REQUIREMENTS = Write the material out again in full, exactly.

EXTRACTED ENTRIES =
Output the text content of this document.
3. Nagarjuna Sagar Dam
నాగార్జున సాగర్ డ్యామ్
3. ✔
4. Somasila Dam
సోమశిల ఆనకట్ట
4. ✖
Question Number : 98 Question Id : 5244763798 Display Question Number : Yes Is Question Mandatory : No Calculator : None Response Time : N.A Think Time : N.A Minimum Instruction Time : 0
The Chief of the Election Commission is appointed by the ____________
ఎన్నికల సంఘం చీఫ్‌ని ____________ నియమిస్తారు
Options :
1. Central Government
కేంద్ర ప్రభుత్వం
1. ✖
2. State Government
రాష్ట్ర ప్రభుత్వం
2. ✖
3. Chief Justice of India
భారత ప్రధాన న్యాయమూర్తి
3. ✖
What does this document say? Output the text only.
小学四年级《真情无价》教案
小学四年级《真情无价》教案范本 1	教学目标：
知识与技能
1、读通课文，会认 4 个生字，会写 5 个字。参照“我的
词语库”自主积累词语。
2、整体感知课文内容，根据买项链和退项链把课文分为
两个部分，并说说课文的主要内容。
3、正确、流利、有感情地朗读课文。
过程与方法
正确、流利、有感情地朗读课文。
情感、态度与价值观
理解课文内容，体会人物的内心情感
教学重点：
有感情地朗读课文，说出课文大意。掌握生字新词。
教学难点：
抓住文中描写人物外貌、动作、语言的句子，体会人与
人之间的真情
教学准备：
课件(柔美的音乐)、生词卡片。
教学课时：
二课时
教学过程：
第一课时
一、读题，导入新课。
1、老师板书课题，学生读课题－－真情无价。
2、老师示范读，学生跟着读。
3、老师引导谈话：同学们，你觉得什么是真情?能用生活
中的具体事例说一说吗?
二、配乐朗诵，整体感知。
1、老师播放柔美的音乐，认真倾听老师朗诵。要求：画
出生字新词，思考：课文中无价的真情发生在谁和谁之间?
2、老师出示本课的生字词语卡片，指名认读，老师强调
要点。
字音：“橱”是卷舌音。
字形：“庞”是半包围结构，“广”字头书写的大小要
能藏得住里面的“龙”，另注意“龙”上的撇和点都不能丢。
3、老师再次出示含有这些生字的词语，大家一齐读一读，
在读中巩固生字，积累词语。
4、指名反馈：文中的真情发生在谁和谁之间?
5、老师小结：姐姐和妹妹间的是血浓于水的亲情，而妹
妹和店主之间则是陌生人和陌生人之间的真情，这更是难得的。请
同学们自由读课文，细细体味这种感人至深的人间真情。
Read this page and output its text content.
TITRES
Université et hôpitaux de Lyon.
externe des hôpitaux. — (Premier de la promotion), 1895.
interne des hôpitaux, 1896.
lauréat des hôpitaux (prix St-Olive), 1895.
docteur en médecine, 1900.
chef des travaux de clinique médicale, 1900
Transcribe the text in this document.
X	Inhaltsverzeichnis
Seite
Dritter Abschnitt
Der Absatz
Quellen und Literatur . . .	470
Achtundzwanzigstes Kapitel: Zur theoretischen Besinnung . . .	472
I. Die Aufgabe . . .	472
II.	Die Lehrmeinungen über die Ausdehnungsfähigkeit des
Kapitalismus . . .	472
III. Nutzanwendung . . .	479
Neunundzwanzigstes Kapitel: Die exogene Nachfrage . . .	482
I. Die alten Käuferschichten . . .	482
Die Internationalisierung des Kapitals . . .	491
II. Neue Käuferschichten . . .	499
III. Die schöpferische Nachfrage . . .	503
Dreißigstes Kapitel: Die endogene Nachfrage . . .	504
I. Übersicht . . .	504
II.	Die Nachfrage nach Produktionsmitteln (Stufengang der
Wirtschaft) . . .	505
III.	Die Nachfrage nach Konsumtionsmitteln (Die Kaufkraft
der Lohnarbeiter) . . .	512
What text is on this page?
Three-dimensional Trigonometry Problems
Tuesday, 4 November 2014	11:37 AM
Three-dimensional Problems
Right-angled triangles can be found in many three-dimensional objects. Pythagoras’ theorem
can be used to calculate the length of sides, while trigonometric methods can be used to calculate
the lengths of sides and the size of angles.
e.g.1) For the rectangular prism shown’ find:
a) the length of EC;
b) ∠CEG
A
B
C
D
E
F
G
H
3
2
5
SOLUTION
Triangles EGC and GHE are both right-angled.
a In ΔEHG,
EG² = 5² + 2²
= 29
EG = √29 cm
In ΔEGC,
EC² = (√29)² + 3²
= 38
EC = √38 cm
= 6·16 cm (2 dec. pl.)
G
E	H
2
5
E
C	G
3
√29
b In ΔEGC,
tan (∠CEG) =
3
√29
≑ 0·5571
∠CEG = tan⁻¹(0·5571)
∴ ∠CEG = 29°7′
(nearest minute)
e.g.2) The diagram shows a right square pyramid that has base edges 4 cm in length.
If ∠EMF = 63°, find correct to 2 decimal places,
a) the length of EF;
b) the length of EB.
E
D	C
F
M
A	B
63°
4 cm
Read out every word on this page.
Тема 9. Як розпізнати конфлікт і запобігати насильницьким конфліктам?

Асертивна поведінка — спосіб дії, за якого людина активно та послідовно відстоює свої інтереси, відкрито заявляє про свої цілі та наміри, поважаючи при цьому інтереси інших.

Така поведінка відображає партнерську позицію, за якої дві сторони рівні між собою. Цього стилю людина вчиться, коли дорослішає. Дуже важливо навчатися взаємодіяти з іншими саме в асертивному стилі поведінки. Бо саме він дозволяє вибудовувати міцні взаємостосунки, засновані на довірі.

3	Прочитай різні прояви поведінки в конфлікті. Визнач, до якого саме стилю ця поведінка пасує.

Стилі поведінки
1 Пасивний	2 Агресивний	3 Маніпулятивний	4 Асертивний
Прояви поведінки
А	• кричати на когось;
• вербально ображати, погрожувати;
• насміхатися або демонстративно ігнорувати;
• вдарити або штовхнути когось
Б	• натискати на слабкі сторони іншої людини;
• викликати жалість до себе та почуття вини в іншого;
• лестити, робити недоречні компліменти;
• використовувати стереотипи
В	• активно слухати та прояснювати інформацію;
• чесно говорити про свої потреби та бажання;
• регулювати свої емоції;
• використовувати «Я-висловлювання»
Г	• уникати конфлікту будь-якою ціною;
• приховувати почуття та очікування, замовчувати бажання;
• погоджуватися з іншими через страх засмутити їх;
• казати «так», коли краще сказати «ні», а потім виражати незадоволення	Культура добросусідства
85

RESPONSE BELOW =
Output the text content of this document.
3. Nagarjuna Sagar Dam
నాగార్జున సాగర్ డ్యామ్
3. ✔
4. Somasila Dam
సోమశిల ఆనకట్ట
4. ✖
Question Number : 98 Question Id : 5244763798 Display Question Number : Yes Is Question Mandatory : No Calculator : None Response Time : N.A Think Time : N.A Minimum Instruction Time : 0
The Chief of the Election Commission is appointed by the ____________
ఎన్నికల సంఘం చీఫ్‌ని ____________ నియమిస్తారు
Options :
1. Central Government
కేంద్ర ప్రభుత్వం
1. ✖
2. State Government
రాష్ట్ర ప్రభుత్వం
2. ✖
3. Chief Justice of India
భారత ప్రధాన న్యాయమూర్తి
3. ✖
What does this document say? Output the text only.
小学四年级《真情无价》教案
小学四年级《真情无价》教案范本 1	教学目标：
知识与技能
1、读通课文，会认 4 个生字，会写 5 个字。参照“我的
词语库”自主积累词语。
2、整体感知课文内容，根据买项链和退项链把课文分为
两个部分，并说说课文的主要内容。
3、正确、流利、有感情地朗读课文。
过程与方法
正确、流利、有感情地朗读课文。
情感、态度与价值观
理解课文内容，体会人物的内心情感
教学重点：
有感情地朗读课文，说出课文大意。掌握生字新词。
教学难点：
抓住文中描写人物外貌、动作、语言的句子，体会人与
人之间的真情
教学准备：
课件(柔美的音乐)、生词卡片。
教学课时：
二课时
教学过程：
第一课时
一、读题，导入新课。
1、老师板书课题，学生读课题－－真情无价。
2、老师示范读，学生跟着读。
3、老师引导谈话：同学们，你觉得什么是真情?能用生活
中的具体事例说一说吗?
二、配乐朗诵，整体感知。
1、老师播放柔美的音乐，认真倾听老师朗诵。要求：画
出生字新词，思考：课文中无价的真情发生在谁和谁之间?
2、老师出示本课的生字词语卡片，指名认读，老师强调
要点。
字音：“橱”是卷舌音。
字形：“庞”是半包围结构，“广”字头书写的大小要
能藏得住里面的“龙”，另注意“龙”上的撇和点都不能丢。
3、老师再次出示含有这些生字的词语，大家一齐读一读，
在读中巩固生字，积累词语。
4、指名反馈：文中的真情发生在谁和谁之间?
5、老师小结：姐姐和妹妹间的是血浓于水的亲情，而妹
妹和店主之间则是陌生人和陌生人之间的真情，这更是难得的。请
同学们自由读课文，细细体味这种感人至深的人间真情。
Read this page and output its text content.
TITRES
Université et hôpitaux de Lyon.
externe des hôpitaux. — (Premier de la promotion), 1895.
interne des hôpitaux, 1896.
lauréat des hôpitaux (prix St-Olive), 1895.
docteur en médecine, 1900.
chef des travaux de clinique médicale, 1900
Transcribe the text in this document.
X	Inhaltsverzeichnis
Seite
Dritter Abschnitt
Der Absatz
Quellen und Literatur . . .	470
Achtundzwanzigstes Kapitel: Zur theoretischen Besinnung . . .	472
I. Die Aufgabe . . .	472
II.	Die Lehrmeinungen über die Ausdehnungsfähigkeit des
Kapitalismus . . .	472
III. Nutzanwendung . . .	479
Neunundzwanzigstes Kapitel: Die exogene Nachfrage . . .	482
I. Die alten Käuferschichten . . .	482
Die Internationalisierung des Kapitals . . .	491
II. Neue Käuferschichten . . .	499
III. Die schöpferische Nachfrage . . .	503
Dreißigstes Kapitel: Die endogene Nachfrage . . .	504
I. Übersicht . . .	504
II.	Die Nachfrage nach Produktionsmitteln (Stufengang der
Wirtschaft) . . .	505
III.	Die Nachfrage nach Konsumtionsmitteln (Die Kaufkraft
der Lohnarbeiter) . . .	512
What text is on this page?
Three-dimensional Trigonometry Problems
Tuesday, 4 November 2014	11:37 AM
Three-dimensional Problems
Right-angled triangles can be found in many three-dimensional objects. Pythagoras’ theorem
can be used to calculate the length of sides, while trigonometric methods can be used to calculate
the lengths of sides and the size of angles.
e.g.1) For the rectangular prism shown’ find:
a) the length of EC;
b) ∠CEG
A
B
C
D
E
F
G
H
3
2
5
SOLUTION
Triangles EGC and GHE are both right-angled.
a In ΔEHG,
EG² = 5² + 2²
= 29
EG = √29 cm
In ΔEGC,
EC² = (√29)² + 3²
= 38
EC = √38 cm
= 6·16 cm (2 dec. pl.)
G
E	H
2
5
E
C	G
3
√29
b In ΔEGC,
tan (∠CEG) =
3
√29
≑ 0·5571
∠CEG = tan⁻¹(0·5571)
∴ ∠CEG = 29°7′
(nearest minute)
e.g.2) The diagram shows a right square pyramid that has base edges 4 cm in length.
If ∠EMF = 63°, find correct to 2 decimal places,
a) the length of EF;
b) the length of EB.
E
D	C
F
M
A	B
63°
4 cm
Read out every word on this page.
Тема 9. Як розпізнати конфлікт і запобігати насильницьким конфліктам?

Асертивна поведінка — спосіб дії, за якого людина активно та послідовно відстоює свої інтереси, відкрито заявляє про свої цілі та наміри, поважаючи при цьому інтереси інших.

Така поведінка відображає партнерську позицію, за якої дві сторони рівні між собою. Цього стилю людина вчиться, коли дорослішає. Дуже важливо навчатися взаємодіяти з іншими саме в асертивному стилі поведінки. Бо саме він дозволяє вибудовувати міцні взаємостосунки, засновані на довірі.

3	Прочитай різні прояви поведінки в конфлікті. Визнач, до якого саме стилю ця поведінка пасує.

Стилі поведінки
1 Пасивний	2 Агресивний	3 Маніпулятивний	4 Асертивний
Прояви поведінки
А	• кричати на когось;
• вербально ображати, погрожувати;
• насміхатися або демонстративно ігнорувати;
• вдарити або штовхнути когось
Б	• натискати на слабкі сторони іншої людини;
• викликати жалість до себе та почуття вини в іншого;
• лестити, робити недоречні компліменти;
• використовувати стереотипи
В	• активно слухати та прояснювати інформацію;
• чесно говорити про свої потреби та бажання;
• регулювати свої емоції;
• використовувати «Я-висловлювання»
Г	• уникати конфлікту будь-якою ціною;
• приховувати почуття та очікування, замовчувати бажання;
• погоджуватися з іншими через страх засмутити їх;
• казати «так», коли краще сказати «ні», а потім виражати незадоволення	Культура добросусідства
85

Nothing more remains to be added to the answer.